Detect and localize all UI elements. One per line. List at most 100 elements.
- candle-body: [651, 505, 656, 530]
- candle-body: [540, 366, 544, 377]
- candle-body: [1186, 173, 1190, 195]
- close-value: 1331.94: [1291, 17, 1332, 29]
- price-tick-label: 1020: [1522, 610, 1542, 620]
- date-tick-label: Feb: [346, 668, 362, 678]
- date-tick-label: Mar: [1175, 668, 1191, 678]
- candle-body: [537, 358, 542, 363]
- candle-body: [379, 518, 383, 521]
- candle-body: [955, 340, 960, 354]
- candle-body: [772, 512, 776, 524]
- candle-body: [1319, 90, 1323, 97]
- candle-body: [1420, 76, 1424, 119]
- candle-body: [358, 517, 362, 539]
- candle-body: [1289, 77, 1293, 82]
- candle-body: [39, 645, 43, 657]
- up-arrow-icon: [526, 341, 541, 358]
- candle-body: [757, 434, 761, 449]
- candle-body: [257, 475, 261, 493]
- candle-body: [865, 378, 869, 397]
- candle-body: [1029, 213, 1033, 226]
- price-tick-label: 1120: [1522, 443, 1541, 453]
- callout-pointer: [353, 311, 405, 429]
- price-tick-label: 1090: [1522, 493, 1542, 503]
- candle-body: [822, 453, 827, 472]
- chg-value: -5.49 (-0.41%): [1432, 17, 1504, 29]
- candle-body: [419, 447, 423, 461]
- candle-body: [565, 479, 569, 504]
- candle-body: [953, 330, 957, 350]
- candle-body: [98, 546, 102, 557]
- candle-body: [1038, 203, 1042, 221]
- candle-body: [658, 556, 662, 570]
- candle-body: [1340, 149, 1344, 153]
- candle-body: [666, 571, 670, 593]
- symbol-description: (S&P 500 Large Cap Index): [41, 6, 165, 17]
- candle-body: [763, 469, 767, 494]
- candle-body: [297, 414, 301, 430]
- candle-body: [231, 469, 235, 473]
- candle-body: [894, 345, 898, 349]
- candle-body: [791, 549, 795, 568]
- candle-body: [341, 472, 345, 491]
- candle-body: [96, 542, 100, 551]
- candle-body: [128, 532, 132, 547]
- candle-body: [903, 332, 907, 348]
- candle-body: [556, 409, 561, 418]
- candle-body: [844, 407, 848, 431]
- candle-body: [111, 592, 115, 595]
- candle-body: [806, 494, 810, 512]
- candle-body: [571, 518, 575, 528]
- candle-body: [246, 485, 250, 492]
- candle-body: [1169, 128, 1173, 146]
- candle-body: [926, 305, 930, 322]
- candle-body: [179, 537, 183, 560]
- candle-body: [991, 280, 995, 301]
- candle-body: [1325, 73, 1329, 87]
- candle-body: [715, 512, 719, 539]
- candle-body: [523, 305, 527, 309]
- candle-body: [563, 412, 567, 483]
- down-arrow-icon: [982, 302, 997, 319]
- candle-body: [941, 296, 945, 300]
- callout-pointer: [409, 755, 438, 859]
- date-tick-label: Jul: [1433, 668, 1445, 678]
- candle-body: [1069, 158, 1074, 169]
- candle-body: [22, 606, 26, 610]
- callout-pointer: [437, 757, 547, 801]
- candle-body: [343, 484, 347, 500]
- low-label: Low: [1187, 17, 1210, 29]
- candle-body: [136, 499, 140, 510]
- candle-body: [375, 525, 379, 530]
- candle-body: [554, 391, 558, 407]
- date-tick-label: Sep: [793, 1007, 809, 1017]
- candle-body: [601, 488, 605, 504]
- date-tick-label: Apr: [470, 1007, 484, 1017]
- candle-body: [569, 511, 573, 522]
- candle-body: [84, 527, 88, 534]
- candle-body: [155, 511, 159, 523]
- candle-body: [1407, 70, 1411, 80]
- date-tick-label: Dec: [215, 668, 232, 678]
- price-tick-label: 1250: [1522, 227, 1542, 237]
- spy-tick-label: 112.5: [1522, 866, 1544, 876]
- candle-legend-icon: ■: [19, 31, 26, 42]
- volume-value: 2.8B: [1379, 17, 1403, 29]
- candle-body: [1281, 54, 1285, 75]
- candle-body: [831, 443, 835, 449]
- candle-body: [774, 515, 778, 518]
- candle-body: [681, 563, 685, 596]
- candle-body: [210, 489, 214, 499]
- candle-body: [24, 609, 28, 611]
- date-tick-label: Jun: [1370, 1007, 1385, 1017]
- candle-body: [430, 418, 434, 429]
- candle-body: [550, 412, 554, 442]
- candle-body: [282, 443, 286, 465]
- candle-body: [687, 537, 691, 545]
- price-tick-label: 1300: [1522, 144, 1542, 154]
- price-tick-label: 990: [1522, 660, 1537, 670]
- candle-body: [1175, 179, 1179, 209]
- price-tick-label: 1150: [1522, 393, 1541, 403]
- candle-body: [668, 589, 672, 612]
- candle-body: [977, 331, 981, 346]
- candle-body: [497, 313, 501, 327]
--------
- _What is required_: Copy the entire listing above line for line, with every character unchanged.

- _Output below_:
Detect and localize all UI elements. One per line. List at most 100 elements.
- candle-body: [651, 505, 656, 530]
- candle-body: [540, 366, 544, 377]
- candle-body: [1186, 173, 1190, 195]
- close-value: 1331.94: [1291, 17, 1332, 29]
- price-tick-label: 1020: [1522, 610, 1542, 620]
- date-tick-label: Feb: [346, 668, 362, 678]
- date-tick-label: Mar: [1175, 668, 1191, 678]
- candle-body: [537, 358, 542, 363]
- candle-body: [379, 518, 383, 521]
- candle-body: [955, 340, 960, 354]
- candle-body: [772, 512, 776, 524]
- candle-body: [1319, 90, 1323, 97]
- candle-body: [1420, 76, 1424, 119]
- candle-body: [358, 517, 362, 539]
- candle-body: [1289, 77, 1293, 82]
- candle-body: [39, 645, 43, 657]
- up-arrow-icon: [526, 341, 541, 358]
- candle-body: [757, 434, 761, 449]
- candle-body: [257, 475, 261, 493]
- candle-body: [865, 378, 869, 397]
- candle-body: [1029, 213, 1033, 226]
- price-tick-label: 1120: [1522, 443, 1541, 453]
- callout-pointer: [353, 311, 405, 429]
- price-tick-label: 1090: [1522, 493, 1542, 503]
- candle-body: [822, 453, 827, 472]
- chg-value: -5.49 (-0.41%): [1432, 17, 1504, 29]
- candle-body: [419, 447, 423, 461]
- candle-body: [565, 479, 569, 504]
- candle-body: [953, 330, 957, 350]
- candle-body: [98, 546, 102, 557]
- candle-body: [1038, 203, 1042, 221]
- candle-body: [658, 556, 662, 570]
- candle-body: [1340, 149, 1344, 153]
- candle-body: [666, 571, 670, 593]
- symbol-description: (S&P 500 Large Cap Index): [41, 6, 165, 17]
- candle-body: [763, 469, 767, 494]
- candle-body: [297, 414, 301, 430]
- candle-body: [231, 469, 235, 473]
- candle-body: [894, 345, 898, 349]
- candle-body: [791, 549, 795, 568]
- candle-body: [341, 472, 345, 491]
- candle-body: [96, 542, 100, 551]
- candle-body: [128, 532, 132, 547]
- candle-body: [903, 332, 907, 348]
- candle-body: [556, 409, 561, 418]
- candle-body: [844, 407, 848, 431]
- candle-body: [111, 592, 115, 595]
- candle-body: [806, 494, 810, 512]
- candle-body: [571, 518, 575, 528]
- candle-body: [246, 485, 250, 492]
- candle-body: [1169, 128, 1173, 146]
- candle-body: [926, 305, 930, 322]
- candle-body: [179, 537, 183, 560]
- candle-body: [991, 280, 995, 301]
- candle-body: [1325, 73, 1329, 87]
- candle-body: [715, 512, 719, 539]
- candle-body: [523, 305, 527, 309]
- candle-body: [563, 412, 567, 483]
- down-arrow-icon: [982, 302, 997, 319]
- candle-body: [941, 296, 945, 300]
- callout-pointer: [409, 755, 438, 859]
- date-tick-label: Jul: [1433, 668, 1445, 678]
- candle-body: [1069, 158, 1074, 169]
- candle-body: [22, 606, 26, 610]
- callout-pointer: [437, 757, 547, 801]
- candle-body: [343, 484, 347, 500]
- low-label: Low: [1187, 17, 1210, 29]
- candle-body: [136, 499, 140, 510]
- candle-body: [375, 525, 379, 530]
- candle-body: [554, 391, 558, 407]
- date-tick-label: Sep: [793, 1007, 809, 1017]
- candle-body: [601, 488, 605, 504]
- date-tick-label: Apr: [470, 1007, 484, 1017]
- candle-body: [569, 511, 573, 522]
- candle-body: [84, 527, 88, 534]
- candle-body: [155, 511, 159, 523]
- candle-body: [1407, 70, 1411, 80]
- date-tick-label: Dec: [215, 668, 232, 678]
- price-tick-label: 1250: [1522, 227, 1542, 237]
- spy-tick-label: 112.5: [1522, 866, 1544, 876]
- candle-legend-icon: ■: [19, 31, 26, 42]
- volume-value: 2.8B: [1379, 17, 1403, 29]
- candle-body: [1281, 54, 1285, 75]
- candle-body: [831, 443, 835, 449]
- candle-body: [774, 515, 778, 518]
- candle-body: [681, 563, 685, 596]
- candle-body: [210, 489, 214, 499]
- candle-body: [24, 609, 28, 611]
- date-tick-label: Jun: [1370, 1007, 1385, 1017]
- candle-body: [430, 418, 434, 429]
- candle-body: [550, 412, 554, 442]
- candle-body: [282, 443, 286, 465]
- candle-body: [687, 537, 691, 545]
- price-tick-label: 1300: [1522, 144, 1542, 154]
- price-tick-label: 990: [1522, 660, 1537, 670]
- candle-body: [1175, 179, 1179, 209]
- price-tick-label: 1150: [1522, 393, 1541, 403]
- candle-body: [668, 589, 672, 612]
- candle-body: [977, 331, 981, 346]
- candle-body: [497, 313, 501, 327]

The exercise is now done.